- RAW RECORDS:
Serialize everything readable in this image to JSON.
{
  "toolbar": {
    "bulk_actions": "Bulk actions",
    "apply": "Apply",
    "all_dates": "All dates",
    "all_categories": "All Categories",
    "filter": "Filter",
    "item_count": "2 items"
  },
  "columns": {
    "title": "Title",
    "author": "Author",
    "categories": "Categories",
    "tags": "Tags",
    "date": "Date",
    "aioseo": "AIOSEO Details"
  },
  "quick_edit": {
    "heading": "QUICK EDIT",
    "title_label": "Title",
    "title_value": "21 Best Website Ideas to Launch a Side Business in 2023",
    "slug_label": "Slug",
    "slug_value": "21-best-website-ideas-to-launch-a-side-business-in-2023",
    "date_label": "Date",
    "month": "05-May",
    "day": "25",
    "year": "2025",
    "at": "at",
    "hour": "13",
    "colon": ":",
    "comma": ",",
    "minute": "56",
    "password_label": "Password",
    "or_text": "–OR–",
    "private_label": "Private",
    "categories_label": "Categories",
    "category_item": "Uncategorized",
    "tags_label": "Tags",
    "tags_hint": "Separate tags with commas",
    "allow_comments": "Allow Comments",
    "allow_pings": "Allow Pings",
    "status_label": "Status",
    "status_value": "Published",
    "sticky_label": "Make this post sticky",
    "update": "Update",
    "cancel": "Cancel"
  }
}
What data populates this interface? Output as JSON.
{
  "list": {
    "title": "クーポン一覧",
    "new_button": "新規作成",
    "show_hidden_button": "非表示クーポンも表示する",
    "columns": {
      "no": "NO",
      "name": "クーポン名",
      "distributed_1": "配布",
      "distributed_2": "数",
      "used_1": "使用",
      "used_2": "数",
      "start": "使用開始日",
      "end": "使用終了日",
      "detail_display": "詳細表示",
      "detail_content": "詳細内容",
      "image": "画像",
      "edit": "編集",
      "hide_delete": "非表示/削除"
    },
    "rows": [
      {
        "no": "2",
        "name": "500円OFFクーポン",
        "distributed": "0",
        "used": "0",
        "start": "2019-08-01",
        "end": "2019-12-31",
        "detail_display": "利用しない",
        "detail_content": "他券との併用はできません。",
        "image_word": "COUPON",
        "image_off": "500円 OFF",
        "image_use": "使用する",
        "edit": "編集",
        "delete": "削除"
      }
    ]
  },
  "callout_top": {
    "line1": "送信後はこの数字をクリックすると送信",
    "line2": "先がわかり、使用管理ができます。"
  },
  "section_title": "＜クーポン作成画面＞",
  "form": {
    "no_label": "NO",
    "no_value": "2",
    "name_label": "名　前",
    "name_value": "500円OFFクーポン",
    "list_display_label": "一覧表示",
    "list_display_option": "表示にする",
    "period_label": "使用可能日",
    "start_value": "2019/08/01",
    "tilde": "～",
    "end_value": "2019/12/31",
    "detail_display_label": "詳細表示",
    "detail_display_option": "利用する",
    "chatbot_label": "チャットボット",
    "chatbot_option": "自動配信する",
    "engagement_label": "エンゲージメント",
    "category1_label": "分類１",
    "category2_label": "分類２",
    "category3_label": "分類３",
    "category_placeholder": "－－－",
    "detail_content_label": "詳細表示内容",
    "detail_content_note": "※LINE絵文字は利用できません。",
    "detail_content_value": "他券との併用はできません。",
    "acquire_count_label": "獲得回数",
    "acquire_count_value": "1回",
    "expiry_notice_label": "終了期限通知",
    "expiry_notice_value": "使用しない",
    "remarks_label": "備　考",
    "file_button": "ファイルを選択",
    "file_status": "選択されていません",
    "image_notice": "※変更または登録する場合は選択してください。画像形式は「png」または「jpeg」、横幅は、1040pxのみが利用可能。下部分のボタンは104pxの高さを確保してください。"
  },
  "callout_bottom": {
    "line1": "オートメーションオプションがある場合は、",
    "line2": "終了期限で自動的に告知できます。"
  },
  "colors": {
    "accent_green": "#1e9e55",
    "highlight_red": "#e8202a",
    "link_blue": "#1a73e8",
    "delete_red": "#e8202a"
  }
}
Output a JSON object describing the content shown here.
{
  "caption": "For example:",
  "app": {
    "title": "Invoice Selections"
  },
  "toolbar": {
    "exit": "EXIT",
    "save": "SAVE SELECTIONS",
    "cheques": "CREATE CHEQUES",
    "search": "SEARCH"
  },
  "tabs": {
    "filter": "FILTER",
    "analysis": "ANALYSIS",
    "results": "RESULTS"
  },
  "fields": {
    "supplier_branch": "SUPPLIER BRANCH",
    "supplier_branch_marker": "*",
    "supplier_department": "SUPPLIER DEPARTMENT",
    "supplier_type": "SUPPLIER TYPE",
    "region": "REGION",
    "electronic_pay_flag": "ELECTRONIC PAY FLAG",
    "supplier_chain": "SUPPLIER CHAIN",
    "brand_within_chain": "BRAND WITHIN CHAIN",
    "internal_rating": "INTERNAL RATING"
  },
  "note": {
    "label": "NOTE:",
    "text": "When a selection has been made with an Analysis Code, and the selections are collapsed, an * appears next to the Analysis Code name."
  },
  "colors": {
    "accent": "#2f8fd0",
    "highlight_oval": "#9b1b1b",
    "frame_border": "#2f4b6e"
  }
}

- TASK INSTRUCTIONS: From the data above, copy out every line with the string "CHAIN" in it.

- PROBLEM SOLUTION:
    "supplier_chain": "SUPPLIER CHAIN",
    "brand_within_chain": "BRAND WITHIN CHAIN",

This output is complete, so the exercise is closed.